Edit the records below so that "bounding boxes" reads "pixel coordinates" wherever it occurs, keeping every other part the same. Leave the pictures out of your answer.

━━━ DATASET ━━━

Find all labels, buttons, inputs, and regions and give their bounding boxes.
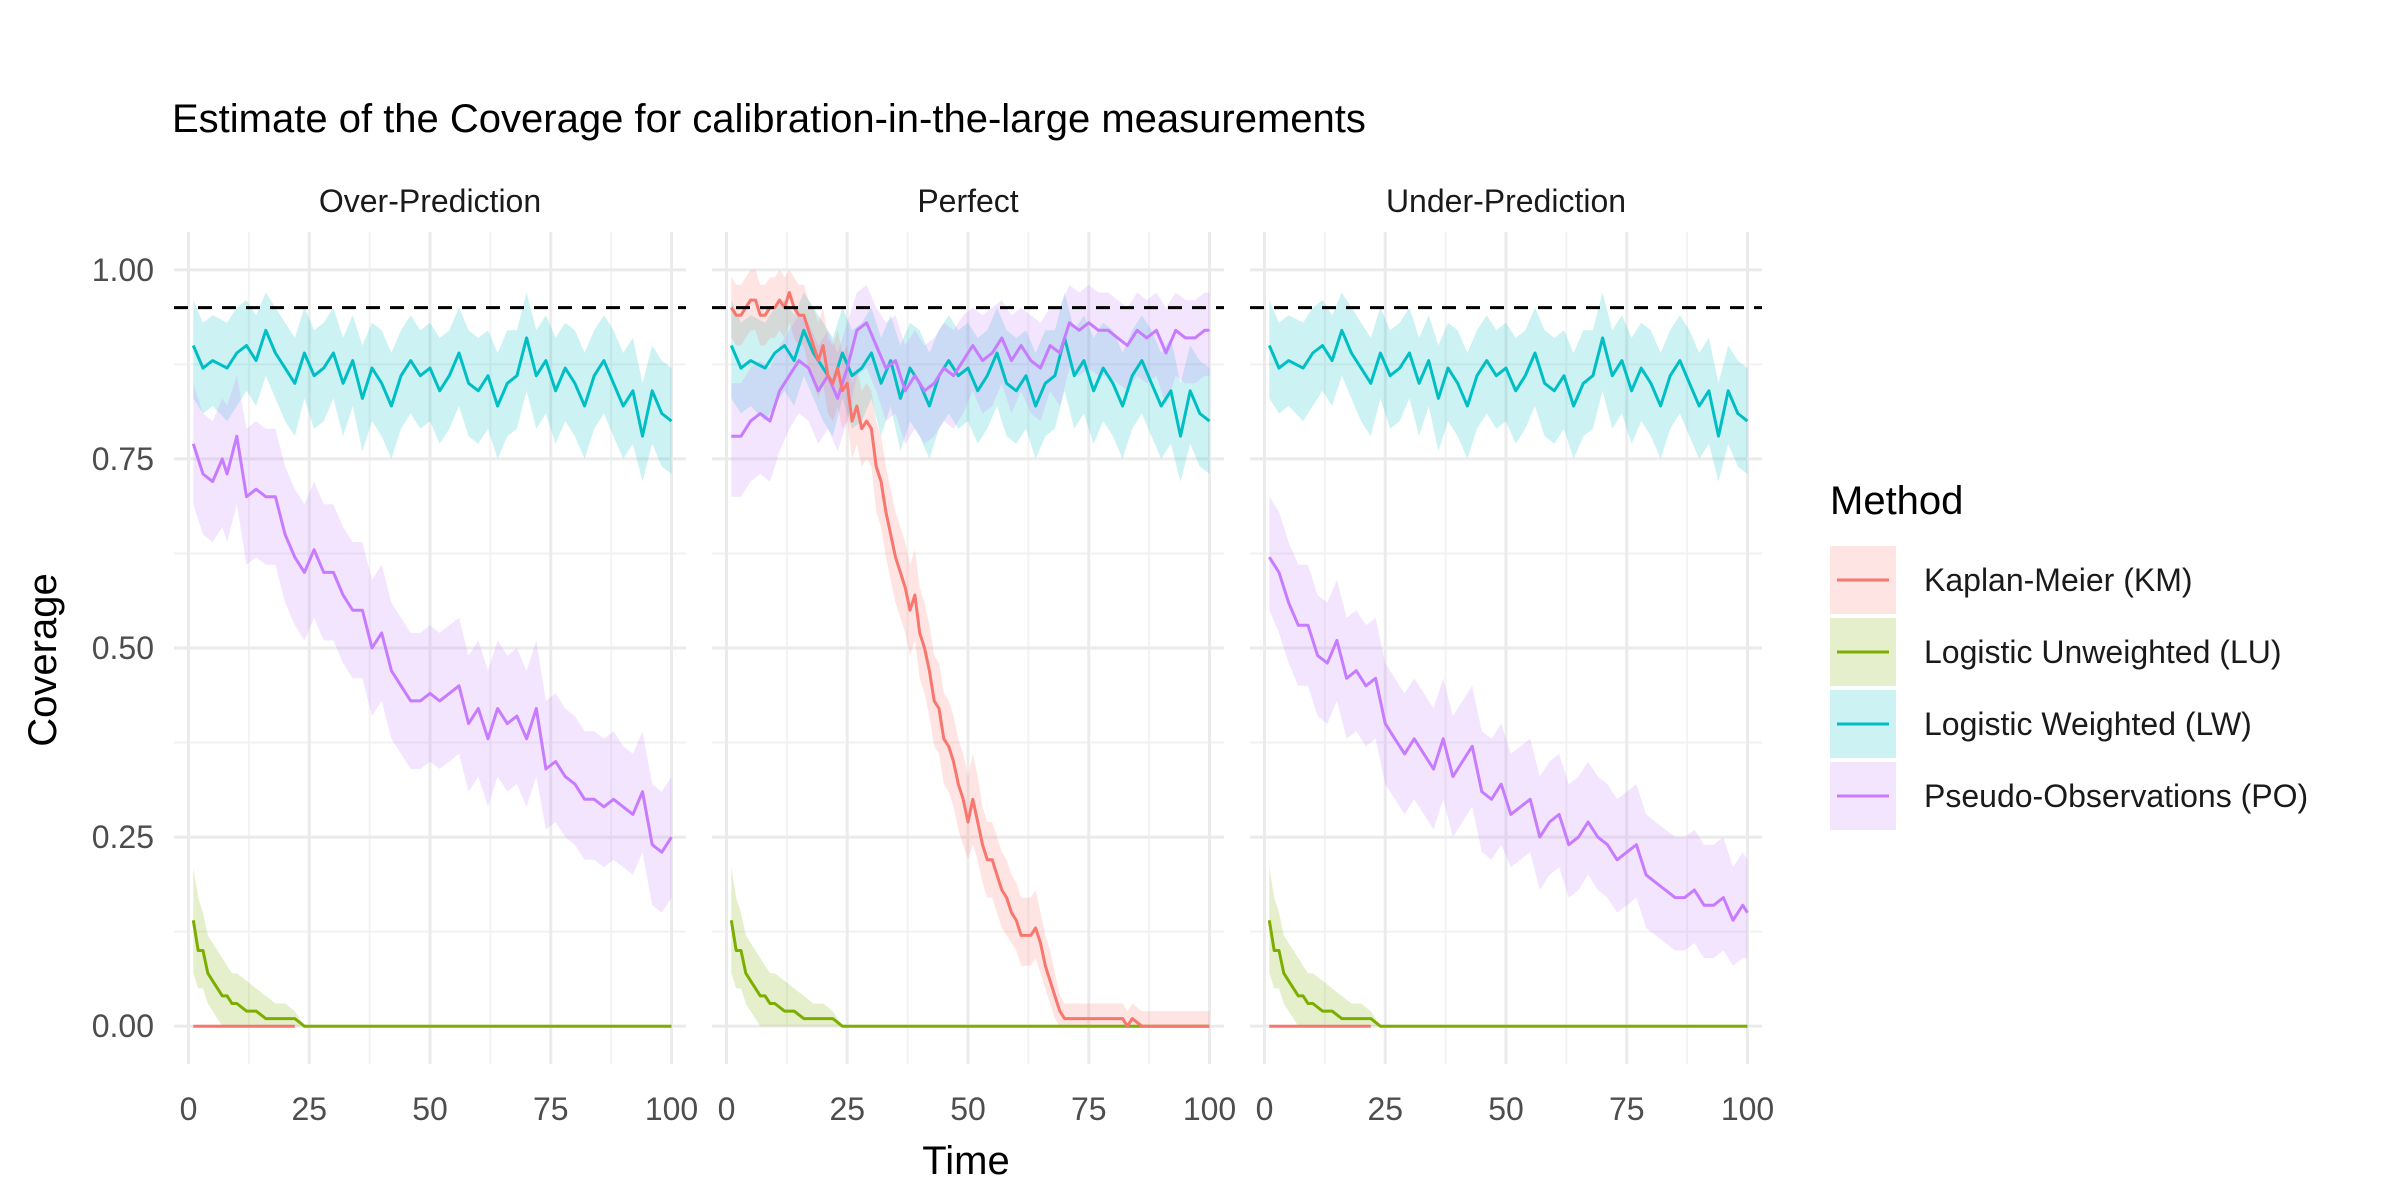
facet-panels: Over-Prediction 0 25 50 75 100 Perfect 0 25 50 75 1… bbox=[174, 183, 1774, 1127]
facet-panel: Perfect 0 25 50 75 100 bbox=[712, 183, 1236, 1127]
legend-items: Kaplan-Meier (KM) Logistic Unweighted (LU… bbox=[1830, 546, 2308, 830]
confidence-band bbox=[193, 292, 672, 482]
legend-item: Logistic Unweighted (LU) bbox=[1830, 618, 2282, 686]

━━━

[ANSWER TO THIS TASK]
Find all labels, buttons, inputs, and regions and give their pixel coordinates.
facet-panels: Over-Prediction 0 25 50 75 100 Perfect 0 25 50 75 1… bbox=[174, 183, 1774, 1127]
facet-panel: Perfect 0 25 50 75 100 bbox=[712, 183, 1236, 1127]
legend-items: Kaplan-Meier (KM) Logistic Unweighted (LU… bbox=[1830, 546, 2308, 830]
confidence-band bbox=[193, 292, 672, 482]
legend-item: Logistic Unweighted (LU) bbox=[1830, 618, 2282, 686]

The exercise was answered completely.